### Material to process
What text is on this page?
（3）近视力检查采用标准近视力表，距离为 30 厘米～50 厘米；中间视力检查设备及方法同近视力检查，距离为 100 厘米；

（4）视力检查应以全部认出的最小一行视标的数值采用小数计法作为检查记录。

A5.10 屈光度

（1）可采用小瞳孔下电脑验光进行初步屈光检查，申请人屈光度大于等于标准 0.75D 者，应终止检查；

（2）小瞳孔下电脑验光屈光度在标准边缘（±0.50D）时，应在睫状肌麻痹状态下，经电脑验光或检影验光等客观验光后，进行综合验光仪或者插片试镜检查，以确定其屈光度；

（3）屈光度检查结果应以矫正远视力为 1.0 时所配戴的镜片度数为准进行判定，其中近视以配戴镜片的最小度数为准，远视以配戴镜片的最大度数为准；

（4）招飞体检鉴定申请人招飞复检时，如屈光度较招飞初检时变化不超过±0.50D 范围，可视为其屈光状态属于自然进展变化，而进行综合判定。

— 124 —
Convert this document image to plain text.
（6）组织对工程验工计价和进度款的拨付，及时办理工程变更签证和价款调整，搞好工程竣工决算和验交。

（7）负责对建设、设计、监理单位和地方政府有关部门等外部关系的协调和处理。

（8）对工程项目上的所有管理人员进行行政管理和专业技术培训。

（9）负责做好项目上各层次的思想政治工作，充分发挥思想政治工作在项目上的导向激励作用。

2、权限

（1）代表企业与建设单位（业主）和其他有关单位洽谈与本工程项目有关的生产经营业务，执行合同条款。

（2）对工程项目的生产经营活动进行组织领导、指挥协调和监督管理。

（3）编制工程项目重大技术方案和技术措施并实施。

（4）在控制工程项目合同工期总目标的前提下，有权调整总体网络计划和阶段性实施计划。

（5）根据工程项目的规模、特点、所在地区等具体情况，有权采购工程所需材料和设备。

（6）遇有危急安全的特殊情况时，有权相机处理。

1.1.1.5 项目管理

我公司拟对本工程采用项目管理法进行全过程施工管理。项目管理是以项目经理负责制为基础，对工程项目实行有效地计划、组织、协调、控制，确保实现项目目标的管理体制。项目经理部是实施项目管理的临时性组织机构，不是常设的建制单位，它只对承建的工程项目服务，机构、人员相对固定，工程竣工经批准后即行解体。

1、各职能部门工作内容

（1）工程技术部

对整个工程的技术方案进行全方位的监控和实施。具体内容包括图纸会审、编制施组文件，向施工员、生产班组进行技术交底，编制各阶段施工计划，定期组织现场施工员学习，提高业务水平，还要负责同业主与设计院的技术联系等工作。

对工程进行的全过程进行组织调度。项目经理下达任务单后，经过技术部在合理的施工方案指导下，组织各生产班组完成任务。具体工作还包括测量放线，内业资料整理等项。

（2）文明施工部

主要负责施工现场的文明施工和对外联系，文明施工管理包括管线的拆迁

### Goal
Look through the data above. Copy every line with the string "text" in it.

### Solution to this problem
What text is on this page?
Convert this document image to plain text.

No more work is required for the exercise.